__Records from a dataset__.

________

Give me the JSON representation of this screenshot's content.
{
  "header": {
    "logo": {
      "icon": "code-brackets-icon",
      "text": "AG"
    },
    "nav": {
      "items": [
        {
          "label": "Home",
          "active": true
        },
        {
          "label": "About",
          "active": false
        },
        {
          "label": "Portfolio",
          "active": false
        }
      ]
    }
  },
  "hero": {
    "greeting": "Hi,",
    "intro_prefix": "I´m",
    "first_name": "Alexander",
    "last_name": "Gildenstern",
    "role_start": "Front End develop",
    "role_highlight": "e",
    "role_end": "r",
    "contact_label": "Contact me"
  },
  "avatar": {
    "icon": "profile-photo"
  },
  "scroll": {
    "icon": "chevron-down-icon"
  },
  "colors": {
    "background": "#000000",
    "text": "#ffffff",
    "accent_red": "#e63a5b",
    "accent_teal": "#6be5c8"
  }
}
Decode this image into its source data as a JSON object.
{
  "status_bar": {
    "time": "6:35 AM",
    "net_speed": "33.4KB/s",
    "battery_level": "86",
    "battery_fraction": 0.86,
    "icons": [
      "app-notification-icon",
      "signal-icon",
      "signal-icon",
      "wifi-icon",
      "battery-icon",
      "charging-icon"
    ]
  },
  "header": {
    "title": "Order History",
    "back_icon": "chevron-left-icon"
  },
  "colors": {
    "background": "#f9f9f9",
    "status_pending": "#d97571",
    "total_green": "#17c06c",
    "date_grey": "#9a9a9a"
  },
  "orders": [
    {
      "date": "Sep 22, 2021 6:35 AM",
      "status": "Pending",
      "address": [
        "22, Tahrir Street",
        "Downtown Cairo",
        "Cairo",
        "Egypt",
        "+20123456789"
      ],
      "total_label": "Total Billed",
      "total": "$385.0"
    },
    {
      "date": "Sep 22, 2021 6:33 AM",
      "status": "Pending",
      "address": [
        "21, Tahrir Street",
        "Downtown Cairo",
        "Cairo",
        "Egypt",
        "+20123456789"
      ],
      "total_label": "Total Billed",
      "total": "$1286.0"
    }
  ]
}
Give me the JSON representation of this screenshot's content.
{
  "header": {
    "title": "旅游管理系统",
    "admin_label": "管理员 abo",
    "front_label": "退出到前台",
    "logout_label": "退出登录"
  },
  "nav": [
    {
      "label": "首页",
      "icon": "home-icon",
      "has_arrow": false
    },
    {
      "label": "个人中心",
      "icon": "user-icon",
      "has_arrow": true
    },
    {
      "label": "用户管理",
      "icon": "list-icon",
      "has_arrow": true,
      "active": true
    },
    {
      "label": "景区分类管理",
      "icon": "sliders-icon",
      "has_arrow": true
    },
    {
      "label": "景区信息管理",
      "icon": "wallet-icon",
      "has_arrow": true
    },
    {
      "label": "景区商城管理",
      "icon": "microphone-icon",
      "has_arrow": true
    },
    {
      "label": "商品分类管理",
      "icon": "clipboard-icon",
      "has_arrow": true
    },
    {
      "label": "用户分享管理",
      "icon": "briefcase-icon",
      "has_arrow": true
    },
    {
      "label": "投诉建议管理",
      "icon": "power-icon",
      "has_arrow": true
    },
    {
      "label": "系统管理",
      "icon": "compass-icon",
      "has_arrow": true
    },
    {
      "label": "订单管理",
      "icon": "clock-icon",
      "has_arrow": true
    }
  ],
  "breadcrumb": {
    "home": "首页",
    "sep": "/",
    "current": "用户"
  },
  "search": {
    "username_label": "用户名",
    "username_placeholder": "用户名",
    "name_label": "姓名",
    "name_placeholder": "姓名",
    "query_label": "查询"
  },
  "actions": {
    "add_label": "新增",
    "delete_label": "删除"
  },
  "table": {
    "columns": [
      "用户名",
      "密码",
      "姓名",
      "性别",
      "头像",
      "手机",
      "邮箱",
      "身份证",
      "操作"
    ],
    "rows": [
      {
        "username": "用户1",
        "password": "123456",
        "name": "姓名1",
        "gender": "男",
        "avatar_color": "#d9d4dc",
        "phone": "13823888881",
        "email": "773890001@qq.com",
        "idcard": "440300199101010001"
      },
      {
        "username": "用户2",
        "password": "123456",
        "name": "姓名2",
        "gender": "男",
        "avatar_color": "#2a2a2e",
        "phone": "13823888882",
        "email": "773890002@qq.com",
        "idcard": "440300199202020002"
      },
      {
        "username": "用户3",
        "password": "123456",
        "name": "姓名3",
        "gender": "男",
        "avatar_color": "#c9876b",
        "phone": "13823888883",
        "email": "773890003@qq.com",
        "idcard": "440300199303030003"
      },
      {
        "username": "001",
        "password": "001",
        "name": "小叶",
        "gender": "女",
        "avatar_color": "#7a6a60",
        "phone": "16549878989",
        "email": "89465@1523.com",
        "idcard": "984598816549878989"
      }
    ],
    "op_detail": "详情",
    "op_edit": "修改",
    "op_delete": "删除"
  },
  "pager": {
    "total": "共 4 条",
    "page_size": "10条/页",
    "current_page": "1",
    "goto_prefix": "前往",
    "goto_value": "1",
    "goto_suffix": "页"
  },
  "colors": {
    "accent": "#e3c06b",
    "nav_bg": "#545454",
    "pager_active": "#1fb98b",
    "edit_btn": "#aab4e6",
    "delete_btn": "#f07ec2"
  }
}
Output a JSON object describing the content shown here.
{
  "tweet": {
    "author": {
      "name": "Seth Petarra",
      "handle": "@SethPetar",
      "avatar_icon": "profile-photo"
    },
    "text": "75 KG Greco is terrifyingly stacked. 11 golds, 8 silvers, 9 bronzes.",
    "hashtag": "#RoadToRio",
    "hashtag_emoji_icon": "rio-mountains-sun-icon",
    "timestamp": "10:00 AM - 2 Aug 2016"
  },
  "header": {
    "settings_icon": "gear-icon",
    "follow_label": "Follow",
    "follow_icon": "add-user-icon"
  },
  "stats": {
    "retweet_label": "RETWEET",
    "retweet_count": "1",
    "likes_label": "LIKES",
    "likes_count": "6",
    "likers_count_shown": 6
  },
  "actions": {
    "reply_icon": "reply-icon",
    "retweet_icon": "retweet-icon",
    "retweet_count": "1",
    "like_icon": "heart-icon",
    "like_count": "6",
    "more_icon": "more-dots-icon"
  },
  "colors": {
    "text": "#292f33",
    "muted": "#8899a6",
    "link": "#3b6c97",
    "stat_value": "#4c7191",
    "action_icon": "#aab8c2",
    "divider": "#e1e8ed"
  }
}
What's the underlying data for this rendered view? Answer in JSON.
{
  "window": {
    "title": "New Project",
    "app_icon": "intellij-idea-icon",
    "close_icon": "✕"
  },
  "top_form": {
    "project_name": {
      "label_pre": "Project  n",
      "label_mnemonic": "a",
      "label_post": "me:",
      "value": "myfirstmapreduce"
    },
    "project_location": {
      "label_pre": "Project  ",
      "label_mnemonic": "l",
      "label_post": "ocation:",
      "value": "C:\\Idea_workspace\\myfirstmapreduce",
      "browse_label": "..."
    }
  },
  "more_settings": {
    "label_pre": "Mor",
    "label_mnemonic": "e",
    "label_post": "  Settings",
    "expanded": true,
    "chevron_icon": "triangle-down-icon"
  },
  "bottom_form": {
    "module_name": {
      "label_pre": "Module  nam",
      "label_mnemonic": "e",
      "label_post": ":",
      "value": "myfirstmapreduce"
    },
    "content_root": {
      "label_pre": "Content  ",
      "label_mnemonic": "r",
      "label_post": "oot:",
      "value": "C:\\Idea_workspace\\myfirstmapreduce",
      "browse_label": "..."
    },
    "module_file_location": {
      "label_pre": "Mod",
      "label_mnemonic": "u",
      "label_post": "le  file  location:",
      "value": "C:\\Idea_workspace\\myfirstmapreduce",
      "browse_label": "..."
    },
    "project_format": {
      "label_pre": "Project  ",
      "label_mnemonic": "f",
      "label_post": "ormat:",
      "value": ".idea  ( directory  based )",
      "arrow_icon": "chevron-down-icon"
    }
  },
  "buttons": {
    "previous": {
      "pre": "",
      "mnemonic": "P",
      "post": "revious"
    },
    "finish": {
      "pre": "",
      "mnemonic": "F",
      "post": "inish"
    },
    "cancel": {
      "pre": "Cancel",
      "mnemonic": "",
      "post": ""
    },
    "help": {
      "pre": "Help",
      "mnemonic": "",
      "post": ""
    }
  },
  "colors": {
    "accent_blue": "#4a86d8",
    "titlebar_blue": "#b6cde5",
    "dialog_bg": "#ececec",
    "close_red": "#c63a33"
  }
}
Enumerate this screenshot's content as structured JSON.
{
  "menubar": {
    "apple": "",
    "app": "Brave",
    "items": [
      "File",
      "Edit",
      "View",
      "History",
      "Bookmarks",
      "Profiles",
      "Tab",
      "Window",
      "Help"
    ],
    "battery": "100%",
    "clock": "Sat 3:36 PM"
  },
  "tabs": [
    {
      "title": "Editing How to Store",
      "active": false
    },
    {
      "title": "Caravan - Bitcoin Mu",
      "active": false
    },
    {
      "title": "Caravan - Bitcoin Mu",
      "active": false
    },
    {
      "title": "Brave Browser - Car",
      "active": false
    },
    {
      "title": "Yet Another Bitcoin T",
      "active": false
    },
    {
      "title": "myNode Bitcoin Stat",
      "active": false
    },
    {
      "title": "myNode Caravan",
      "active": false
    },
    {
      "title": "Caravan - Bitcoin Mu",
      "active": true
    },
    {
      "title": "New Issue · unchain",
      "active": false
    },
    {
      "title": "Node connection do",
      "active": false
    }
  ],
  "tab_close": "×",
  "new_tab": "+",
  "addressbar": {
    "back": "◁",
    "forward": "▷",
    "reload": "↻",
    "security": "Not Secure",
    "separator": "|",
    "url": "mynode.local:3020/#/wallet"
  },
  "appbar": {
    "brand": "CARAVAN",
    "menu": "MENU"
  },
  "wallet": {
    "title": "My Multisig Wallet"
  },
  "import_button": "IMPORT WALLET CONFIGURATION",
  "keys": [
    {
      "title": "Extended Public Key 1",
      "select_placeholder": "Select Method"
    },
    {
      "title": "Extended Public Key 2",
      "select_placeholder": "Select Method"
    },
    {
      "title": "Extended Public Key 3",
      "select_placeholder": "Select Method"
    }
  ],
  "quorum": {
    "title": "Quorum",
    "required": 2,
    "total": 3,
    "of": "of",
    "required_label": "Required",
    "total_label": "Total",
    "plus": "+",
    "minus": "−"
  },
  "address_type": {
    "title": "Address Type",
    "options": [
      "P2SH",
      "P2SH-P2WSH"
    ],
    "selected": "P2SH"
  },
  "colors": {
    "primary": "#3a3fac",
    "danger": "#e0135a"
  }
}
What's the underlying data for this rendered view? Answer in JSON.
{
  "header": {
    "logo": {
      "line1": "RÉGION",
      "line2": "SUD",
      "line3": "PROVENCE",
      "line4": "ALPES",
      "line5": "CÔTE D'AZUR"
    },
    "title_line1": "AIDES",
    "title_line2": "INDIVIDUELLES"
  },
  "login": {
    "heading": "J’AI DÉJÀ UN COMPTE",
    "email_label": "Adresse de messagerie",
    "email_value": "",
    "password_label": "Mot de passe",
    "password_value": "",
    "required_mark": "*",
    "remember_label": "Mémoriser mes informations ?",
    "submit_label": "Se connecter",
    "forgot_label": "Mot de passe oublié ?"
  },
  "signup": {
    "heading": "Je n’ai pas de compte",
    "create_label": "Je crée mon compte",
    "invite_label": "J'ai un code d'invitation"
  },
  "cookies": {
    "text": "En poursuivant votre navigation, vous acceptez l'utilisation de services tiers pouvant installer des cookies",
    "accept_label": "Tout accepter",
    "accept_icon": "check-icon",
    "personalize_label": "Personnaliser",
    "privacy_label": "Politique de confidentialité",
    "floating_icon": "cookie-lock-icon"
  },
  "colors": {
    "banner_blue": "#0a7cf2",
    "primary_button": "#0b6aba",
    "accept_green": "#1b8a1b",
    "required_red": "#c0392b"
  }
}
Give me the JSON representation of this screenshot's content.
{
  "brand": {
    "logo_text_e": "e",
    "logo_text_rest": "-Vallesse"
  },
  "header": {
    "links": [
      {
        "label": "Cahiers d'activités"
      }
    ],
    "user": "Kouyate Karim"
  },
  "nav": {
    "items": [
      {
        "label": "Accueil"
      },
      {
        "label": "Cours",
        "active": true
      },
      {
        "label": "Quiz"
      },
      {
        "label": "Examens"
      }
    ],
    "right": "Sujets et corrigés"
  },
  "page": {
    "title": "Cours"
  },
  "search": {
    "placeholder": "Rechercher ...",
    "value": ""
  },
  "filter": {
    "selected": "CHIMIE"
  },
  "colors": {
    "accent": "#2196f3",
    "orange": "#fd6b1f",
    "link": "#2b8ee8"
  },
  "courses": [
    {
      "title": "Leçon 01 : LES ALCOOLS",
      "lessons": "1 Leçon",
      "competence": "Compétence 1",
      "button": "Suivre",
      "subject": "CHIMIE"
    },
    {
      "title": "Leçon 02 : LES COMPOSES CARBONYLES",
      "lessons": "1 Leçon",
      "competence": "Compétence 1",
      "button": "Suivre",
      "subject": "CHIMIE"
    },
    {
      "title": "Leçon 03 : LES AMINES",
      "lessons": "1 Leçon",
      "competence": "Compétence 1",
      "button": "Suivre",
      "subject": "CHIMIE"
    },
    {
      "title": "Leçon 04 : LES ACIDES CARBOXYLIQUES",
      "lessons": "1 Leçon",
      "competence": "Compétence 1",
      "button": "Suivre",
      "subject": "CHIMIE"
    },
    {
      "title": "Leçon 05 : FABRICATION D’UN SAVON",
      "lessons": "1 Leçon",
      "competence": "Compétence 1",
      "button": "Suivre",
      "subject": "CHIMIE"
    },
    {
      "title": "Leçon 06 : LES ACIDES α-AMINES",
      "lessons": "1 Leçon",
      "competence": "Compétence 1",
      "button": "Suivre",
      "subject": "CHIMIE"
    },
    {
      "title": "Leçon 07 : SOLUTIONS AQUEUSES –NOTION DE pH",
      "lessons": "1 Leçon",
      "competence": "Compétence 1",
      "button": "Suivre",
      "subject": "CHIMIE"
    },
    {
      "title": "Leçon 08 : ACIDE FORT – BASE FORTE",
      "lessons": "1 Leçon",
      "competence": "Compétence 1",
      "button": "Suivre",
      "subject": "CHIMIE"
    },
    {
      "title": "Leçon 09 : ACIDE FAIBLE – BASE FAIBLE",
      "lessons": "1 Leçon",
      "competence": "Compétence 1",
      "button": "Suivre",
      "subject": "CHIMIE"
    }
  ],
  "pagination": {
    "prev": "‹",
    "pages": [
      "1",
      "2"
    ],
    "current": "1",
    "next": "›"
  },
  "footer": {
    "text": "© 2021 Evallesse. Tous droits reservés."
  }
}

________

__Goal__. Look through the entries above; copy each line where the string "heading" appears.

__Response to this task__.
    "heading": "J’AI DÉJÀ UN COMPTE",
    "heading": "Je n’ai pas de compte",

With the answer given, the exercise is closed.